-- Begin --
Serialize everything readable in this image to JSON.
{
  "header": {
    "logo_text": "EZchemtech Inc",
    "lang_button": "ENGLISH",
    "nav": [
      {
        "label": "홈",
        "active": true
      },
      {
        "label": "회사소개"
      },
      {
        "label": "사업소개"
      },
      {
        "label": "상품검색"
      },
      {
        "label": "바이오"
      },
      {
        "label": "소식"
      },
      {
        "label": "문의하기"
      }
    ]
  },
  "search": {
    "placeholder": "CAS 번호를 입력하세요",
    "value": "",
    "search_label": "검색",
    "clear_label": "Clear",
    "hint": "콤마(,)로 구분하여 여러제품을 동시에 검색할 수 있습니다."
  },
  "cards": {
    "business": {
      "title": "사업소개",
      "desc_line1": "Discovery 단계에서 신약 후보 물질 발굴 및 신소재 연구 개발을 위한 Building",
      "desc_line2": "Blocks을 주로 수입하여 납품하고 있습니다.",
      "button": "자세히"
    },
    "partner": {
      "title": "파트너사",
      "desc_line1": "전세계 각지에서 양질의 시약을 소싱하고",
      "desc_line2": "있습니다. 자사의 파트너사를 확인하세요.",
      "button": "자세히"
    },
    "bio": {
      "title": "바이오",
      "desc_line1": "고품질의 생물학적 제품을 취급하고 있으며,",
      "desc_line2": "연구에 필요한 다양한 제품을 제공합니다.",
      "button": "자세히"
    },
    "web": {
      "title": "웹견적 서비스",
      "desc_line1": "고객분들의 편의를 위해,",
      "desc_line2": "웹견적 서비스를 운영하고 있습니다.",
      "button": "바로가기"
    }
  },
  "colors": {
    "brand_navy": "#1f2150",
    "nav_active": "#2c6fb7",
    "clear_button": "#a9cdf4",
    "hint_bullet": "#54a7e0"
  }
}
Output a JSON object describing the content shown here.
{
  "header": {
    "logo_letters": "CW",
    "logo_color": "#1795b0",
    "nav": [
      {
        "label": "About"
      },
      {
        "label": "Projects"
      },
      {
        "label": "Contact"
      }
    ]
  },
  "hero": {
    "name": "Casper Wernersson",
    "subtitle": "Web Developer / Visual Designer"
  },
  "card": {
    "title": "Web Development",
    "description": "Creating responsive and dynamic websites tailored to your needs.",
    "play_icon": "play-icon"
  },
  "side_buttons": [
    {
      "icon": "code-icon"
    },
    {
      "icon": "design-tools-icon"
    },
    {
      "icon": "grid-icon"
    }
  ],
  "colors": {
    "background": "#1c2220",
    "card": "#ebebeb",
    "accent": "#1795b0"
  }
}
-- End --
What is being asked: Retype the material in full, character for character.

Completed task:
Serialize everything readable in this image to JSON.
{
  "header": {
    "logo_text": "EZchemtech Inc",
    "lang_button": "ENGLISH",
    "nav": [
      {
        "label": "홈",
        "active": true
      },
      {
        "label": "회사소개"
      },
      {
        "label": "사업소개"
      },
      {
        "label": "상품검색"
      },
      {
        "label": "바이오"
      },
      {
        "label": "소식"
      },
      {
        "label": "문의하기"
      }
    ]
  },
  "search": {
    "placeholder": "CAS 번호를 입력하세요",
    "value": "",
    "search_label": "검색",
    "clear_label": "Clear",
    "hint": "콤마(,)로 구분하여 여러제품을 동시에 검색할 수 있습니다."
  },
  "cards": {
    "business": {
      "title": "사업소개",
      "desc_line1": "Discovery 단계에서 신약 후보 물질 발굴 및 신소재 연구 개발을 위한 Building",
      "desc_line2": "Blocks을 주로 수입하여 납품하고 있습니다.",
      "button": "자세히"
    },
    "partner": {
      "title": "파트너사",
      "desc_line1": "전세계 각지에서 양질의 시약을 소싱하고",
      "desc_line2": "있습니다. 자사의 파트너사를 확인하세요.",
      "button": "자세히"
    },
    "bio": {
      "title": "바이오",
      "desc_line1": "고품질의 생물학적 제품을 취급하고 있으며,",
      "desc_line2": "연구에 필요한 다양한 제품을 제공합니다.",
      "button": "자세히"
    },
    "web": {
      "title": "웹견적 서비스",
      "desc_line1": "고객분들의 편의를 위해,",
      "desc_line2": "웹견적 서비스를 운영하고 있습니다.",
      "button": "바로가기"
    }
  },
  "colors": {
    "brand_navy": "#1f2150",
    "nav_active": "#2c6fb7",
    "clear_button": "#a9cdf4",
    "hint_bullet": "#54a7e0"
  }
}
Output a JSON object describing the content shown here.
{
  "header": {
    "logo_letters": "CW",
    "logo_color": "#1795b0",
    "nav": [
      {
        "label": "About"
      },
      {
        "label": "Projects"
      },
      {
        "label": "Contact"
      }
    ]
  },
  "hero": {
    "name": "Casper Wernersson",
    "subtitle": "Web Developer / Visual Designer"
  },
  "card": {
    "title": "Web Development",
    "description": "Creating responsive and dynamic websites tailored to your needs.",
    "play_icon": "play-icon"
  },
  "side_buttons": [
    {
      "icon": "code-icon"
    },
    {
      "icon": "design-tools-icon"
    },
    {
      "icon": "grid-icon"
    }
  ],
  "colors": {
    "background": "#1c2220",
    "card": "#ebebeb",
    "accent": "#1795b0"
  }
}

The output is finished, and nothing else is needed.